■ STATED PROBLEM ■
Return every line of the material exactly.

□ □ □

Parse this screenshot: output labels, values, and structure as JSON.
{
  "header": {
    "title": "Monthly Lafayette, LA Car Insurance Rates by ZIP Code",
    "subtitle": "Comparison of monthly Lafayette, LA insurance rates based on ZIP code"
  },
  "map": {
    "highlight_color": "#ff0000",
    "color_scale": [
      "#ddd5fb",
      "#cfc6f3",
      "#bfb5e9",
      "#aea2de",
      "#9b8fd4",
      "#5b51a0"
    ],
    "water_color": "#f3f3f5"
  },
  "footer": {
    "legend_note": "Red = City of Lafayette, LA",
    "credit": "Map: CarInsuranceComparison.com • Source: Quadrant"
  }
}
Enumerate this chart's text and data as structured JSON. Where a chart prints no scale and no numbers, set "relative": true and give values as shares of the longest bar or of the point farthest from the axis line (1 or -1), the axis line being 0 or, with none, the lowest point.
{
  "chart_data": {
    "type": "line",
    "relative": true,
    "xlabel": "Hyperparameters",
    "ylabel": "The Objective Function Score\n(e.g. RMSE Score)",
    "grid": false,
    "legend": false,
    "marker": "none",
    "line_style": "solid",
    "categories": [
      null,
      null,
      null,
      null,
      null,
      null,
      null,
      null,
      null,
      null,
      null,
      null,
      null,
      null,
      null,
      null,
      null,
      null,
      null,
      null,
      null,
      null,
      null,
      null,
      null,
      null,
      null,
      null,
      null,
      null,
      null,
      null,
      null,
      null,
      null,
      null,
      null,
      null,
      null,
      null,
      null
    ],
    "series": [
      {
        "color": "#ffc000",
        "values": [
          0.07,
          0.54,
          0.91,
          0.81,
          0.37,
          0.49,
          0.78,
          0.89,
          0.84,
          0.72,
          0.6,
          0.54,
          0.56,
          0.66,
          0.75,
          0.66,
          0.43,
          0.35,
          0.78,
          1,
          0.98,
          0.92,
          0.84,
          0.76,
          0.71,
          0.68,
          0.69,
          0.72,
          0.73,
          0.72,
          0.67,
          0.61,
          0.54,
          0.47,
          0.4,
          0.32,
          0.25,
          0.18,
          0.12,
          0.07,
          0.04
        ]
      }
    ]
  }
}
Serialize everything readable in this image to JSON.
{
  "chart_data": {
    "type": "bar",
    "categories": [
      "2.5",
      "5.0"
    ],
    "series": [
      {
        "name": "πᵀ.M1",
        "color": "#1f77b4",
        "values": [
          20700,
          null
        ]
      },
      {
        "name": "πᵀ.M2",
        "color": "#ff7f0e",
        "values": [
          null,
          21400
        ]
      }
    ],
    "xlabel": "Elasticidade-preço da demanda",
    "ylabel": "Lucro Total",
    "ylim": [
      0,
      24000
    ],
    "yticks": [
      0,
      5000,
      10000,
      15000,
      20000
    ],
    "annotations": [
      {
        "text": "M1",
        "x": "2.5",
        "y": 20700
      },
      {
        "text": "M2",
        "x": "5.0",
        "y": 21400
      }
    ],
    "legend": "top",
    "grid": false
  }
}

□ □ □

■ TASK SOLUTION ■
Parse this screenshot: output labels, values, and structure as JSON.
{
  "header": {
    "title": "Monthly Lafayette, LA Car Insurance Rates by ZIP Code",
    "subtitle": "Comparison of monthly Lafayette, LA insurance rates based on ZIP code"
  },
  "map": {
    "highlight_color": "#ff0000",
    "color_scale": [
      "#ddd5fb",
      "#cfc6f3",
      "#bfb5e9",
      "#aea2de",
      "#9b8fd4",
      "#5b51a0"
    ],
    "water_color": "#f3f3f5"
  },
  "footer": {
    "legend_note": "Red = City of Lafayette, LA",
    "credit": "Map: CarInsuranceComparison.com • Source: Quadrant"
  }
}
Enumerate this chart's text and data as structured JSON. Where a chart prints no scale and no numbers, set "relative": true and give values as shares of the longest bar or of the point farthest from the axis line (1 or -1), the axis line being 0 or, with none, the lowest point.
{
  "chart_data": {
    "type": "line",
    "relative": true,
    "xlabel": "Hyperparameters",
    "ylabel": "The Objective Function Score\n(e.g. RMSE Score)",
    "grid": false,
    "legend": false,
    "marker": "none",
    "line_style": "solid",
    "categories": [
      null,
      null,
      null,
      null,
      null,
      null,
      null,
      null,
      null,
      null,
      null,
      null,
      null,
      null,
      null,
      null,
      null,
      null,
      null,
      null,
      null,
      null,
      null,
      null,
      null,
      null,
      null,
      null,
      null,
      null,
      null,
      null,
      null,
      null,
      null,
      null,
      null,
      null,
      null,
      null,
      null
    ],
    "series": [
      {
        "color": "#ffc000",
        "values": [
          0.07,
          0.54,
          0.91,
          0.81,
          0.37,
          0.49,
          0.78,
          0.89,
          0.84,
          0.72,
          0.6,
          0.54,
          0.56,
          0.66,
          0.75,
          0.66,
          0.43,
          0.35,
          0.78,
          1,
          0.98,
          0.92,
          0.84,
          0.76,
          0.71,
          0.68,
          0.69,
          0.72,
          0.73,
          0.72,
          0.67,
          0.61,
          0.54,
          0.47,
          0.4,
          0.32,
          0.25,
          0.18,
          0.12,
          0.07,
          0.04
        ]
      }
    ]
  }
}
Serialize everything readable in this image to JSON.
{
  "chart_data": {
    "type": "bar",
    "categories": [
      "2.5",
      "5.0"
    ],
    "series": [
      {
        "name": "πᵀ.M1",
        "color": "#1f77b4",
        "values": [
          20700,
          null
        ]
      },
      {
        "name": "πᵀ.M2",
        "color": "#ff7f0e",
        "values": [
          null,
          21400
        ]
      }
    ],
    "xlabel": "Elasticidade-preço da demanda",
    "ylabel": "Lucro Total",
    "ylim": [
      0,
      24000
    ],
    "yticks": [
      0,
      5000,
      10000,
      15000,
      20000
    ],
    "annotations": [
      {
        "text": "M1",
        "x": "2.5",
        "y": 20700
      },
      {
        "text": "M2",
        "x": "5.0",
        "y": 21400
      }
    ],
    "legend": "top",
    "grid": false
  }
}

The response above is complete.